>>>

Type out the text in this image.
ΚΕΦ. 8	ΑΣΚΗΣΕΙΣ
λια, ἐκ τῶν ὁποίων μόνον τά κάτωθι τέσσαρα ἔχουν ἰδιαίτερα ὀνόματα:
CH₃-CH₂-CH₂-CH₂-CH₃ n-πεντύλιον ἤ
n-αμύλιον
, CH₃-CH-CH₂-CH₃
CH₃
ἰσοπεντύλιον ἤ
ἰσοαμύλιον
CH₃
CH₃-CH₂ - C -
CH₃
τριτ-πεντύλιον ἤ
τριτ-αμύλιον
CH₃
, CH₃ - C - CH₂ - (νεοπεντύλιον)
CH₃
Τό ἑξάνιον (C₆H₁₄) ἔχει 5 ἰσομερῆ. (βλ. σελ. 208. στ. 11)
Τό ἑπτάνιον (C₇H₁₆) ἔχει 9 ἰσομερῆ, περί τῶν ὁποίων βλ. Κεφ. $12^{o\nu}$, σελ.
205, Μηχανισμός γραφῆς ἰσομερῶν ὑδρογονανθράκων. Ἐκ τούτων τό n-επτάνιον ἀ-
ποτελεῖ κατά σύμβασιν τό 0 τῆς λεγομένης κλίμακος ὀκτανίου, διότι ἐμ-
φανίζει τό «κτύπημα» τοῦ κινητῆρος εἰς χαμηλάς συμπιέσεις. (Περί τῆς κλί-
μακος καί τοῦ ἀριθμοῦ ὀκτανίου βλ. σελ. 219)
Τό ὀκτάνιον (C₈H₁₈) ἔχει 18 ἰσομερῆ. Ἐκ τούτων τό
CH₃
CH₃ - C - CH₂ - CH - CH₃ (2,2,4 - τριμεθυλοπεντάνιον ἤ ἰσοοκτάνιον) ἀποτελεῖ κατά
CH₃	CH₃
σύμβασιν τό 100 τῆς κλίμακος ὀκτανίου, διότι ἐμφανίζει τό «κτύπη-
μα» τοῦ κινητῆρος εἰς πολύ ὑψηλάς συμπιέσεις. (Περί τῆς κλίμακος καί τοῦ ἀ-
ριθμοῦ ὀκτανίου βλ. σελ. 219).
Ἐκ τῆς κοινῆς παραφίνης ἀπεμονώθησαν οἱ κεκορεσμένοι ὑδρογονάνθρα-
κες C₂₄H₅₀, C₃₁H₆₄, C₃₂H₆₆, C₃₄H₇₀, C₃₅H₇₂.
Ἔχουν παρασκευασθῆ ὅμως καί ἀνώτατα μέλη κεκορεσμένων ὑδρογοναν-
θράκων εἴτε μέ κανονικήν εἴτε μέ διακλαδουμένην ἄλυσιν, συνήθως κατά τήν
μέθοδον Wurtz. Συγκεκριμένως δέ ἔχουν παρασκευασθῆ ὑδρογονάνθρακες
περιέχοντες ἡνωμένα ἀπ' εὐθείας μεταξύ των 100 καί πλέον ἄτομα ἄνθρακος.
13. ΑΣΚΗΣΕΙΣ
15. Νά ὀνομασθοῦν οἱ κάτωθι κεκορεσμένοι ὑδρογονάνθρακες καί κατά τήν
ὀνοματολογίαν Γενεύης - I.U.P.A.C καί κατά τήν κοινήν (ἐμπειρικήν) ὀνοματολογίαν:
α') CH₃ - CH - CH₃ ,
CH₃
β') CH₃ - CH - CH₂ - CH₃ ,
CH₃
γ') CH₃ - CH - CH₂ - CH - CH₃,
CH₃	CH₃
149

<<<

WORK INSTRUCTIONS: Gather every line containing the word "κάτωθι" and copy it.

SOLUTION FOR THIS TASK:
λια, ἐκ τῶν ὁποίων μόνον τά κάτωθι τέσσαρα ἔχουν ἰδιαίτερα ὀνόματα:
15. Νά ὀνομασθοῦν οἱ κάτωθι κεκορεσμένοι ὑδρογονάνθρακες καί κατά τήν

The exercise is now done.